- DATA FOR THIS EXERCISE
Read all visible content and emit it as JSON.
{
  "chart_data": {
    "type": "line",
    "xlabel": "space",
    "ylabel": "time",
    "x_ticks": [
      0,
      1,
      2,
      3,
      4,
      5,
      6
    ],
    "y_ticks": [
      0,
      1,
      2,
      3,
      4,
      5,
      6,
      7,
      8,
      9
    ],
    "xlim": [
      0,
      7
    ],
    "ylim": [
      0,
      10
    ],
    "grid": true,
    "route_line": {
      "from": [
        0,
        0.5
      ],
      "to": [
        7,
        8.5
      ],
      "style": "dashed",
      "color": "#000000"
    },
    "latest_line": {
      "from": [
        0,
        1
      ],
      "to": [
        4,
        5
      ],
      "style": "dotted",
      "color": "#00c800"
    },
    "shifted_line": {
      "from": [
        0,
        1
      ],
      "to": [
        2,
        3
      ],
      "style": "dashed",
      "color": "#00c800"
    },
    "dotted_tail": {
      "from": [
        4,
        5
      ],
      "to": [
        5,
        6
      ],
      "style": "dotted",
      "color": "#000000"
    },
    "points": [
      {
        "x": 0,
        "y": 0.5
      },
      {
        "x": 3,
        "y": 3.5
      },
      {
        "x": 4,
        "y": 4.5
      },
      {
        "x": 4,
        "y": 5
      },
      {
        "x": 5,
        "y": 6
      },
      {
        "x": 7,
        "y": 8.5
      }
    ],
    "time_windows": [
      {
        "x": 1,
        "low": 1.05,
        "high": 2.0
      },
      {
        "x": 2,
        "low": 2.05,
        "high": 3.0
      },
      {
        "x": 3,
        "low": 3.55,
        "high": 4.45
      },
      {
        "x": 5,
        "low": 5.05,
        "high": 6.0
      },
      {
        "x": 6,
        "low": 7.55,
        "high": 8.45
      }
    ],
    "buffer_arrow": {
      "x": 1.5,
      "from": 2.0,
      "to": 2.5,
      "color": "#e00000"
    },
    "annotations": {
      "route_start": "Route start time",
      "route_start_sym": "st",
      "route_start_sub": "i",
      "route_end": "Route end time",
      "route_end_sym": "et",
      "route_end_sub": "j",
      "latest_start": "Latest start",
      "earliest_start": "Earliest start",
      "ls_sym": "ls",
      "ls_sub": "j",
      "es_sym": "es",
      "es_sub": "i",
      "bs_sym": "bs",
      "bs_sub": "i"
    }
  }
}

...

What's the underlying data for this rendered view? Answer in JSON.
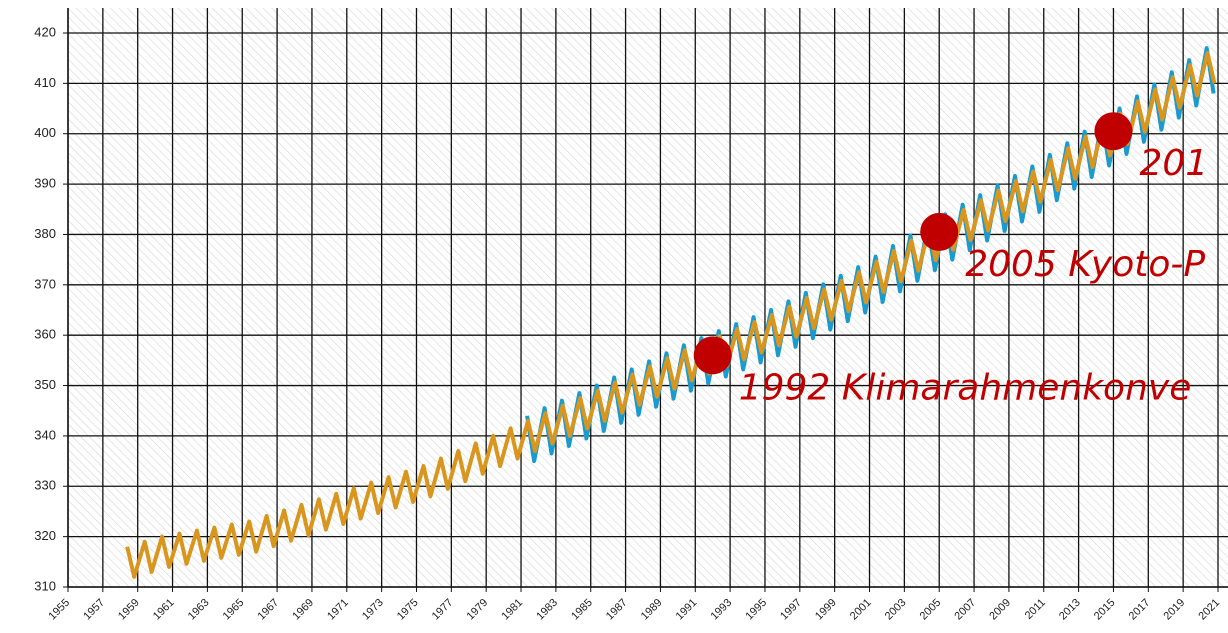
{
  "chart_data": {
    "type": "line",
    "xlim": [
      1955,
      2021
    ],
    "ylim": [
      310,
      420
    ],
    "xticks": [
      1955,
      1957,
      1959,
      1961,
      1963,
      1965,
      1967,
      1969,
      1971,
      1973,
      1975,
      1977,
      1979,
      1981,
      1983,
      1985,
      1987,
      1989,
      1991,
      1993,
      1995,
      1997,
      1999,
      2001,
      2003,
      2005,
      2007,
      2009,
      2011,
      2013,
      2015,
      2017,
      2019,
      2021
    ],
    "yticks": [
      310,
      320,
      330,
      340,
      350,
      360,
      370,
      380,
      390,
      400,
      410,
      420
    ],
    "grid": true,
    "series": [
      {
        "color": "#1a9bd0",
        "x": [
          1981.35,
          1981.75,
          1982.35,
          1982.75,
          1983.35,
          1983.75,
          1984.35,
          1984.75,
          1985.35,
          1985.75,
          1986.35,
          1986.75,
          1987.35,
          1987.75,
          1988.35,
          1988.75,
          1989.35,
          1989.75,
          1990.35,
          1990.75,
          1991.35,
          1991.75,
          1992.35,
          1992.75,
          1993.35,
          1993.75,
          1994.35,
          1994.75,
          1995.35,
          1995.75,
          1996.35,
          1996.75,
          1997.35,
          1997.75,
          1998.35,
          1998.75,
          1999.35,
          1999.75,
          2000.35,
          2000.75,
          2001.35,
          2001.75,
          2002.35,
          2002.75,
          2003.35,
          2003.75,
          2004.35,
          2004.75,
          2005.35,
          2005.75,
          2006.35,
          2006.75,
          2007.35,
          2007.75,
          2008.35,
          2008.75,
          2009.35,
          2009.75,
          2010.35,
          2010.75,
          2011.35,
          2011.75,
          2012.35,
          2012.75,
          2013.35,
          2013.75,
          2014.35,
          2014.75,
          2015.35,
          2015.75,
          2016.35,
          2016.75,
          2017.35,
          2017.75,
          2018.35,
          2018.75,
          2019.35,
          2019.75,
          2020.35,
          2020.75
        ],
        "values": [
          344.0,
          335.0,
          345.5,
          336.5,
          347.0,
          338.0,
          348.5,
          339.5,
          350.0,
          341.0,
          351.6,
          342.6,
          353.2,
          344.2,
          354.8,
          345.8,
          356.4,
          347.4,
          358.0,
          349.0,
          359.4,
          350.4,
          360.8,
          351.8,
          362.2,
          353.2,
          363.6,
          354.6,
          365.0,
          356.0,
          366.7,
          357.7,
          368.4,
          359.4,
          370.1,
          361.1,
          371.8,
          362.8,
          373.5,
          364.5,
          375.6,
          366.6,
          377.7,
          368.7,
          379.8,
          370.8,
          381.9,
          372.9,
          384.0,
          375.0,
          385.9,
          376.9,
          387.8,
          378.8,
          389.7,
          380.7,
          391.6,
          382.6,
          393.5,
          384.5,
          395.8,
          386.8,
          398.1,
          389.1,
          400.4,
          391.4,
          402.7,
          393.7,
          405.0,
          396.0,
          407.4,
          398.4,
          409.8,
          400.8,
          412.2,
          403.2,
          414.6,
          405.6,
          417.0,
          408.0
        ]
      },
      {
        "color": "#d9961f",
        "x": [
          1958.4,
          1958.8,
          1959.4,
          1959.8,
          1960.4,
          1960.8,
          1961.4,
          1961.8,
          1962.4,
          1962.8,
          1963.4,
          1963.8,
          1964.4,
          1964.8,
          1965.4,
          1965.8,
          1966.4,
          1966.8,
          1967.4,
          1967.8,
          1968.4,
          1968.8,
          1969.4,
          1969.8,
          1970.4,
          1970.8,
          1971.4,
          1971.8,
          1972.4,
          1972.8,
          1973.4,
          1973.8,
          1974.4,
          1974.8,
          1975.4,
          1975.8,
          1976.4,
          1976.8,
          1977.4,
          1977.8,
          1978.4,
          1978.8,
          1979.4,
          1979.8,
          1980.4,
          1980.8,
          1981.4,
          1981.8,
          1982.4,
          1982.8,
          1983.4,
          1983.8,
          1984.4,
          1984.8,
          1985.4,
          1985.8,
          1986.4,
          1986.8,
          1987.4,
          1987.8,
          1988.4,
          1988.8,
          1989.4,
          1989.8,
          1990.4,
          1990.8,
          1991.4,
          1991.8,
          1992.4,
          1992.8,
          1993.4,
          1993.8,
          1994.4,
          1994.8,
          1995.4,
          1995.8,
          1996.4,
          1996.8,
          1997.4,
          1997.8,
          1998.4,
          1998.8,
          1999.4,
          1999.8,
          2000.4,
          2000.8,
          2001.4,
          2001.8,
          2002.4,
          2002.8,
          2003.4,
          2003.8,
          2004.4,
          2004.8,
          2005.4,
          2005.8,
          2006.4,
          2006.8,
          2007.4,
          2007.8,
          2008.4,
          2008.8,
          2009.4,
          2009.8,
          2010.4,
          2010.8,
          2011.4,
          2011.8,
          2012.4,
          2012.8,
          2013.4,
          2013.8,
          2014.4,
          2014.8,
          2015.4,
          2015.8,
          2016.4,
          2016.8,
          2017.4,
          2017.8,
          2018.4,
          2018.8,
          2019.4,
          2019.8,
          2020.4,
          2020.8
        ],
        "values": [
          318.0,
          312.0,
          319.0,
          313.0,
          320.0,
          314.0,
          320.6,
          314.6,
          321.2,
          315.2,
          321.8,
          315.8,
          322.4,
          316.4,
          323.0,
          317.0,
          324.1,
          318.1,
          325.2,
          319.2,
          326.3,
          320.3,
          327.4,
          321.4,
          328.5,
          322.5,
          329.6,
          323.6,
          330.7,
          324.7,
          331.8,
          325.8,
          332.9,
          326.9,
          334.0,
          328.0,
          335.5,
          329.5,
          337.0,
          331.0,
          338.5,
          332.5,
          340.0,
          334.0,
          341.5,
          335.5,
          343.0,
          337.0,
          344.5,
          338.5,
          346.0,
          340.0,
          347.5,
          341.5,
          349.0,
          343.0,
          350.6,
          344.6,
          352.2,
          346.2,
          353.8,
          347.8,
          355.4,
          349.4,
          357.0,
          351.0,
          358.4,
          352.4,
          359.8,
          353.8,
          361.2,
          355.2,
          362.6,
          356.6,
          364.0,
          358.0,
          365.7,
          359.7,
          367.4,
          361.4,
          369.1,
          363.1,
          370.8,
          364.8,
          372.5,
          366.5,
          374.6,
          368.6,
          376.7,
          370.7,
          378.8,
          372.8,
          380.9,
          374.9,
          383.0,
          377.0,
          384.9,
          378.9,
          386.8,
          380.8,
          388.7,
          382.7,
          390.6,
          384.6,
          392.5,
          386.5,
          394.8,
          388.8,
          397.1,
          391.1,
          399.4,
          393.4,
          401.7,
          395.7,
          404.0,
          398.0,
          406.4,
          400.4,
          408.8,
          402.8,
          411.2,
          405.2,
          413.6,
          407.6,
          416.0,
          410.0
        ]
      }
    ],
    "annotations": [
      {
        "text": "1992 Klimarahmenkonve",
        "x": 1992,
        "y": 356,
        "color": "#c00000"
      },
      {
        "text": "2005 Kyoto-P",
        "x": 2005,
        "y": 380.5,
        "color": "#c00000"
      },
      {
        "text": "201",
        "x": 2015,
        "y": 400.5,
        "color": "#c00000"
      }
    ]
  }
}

- STATED EXERCISE
Pick out the lines that include the word "text" and write them out.

- WORKED ANSWER
        "text": "1992 Klimarahmenkonve",
        "text": "2005 Kyoto-P",
        "text": "201",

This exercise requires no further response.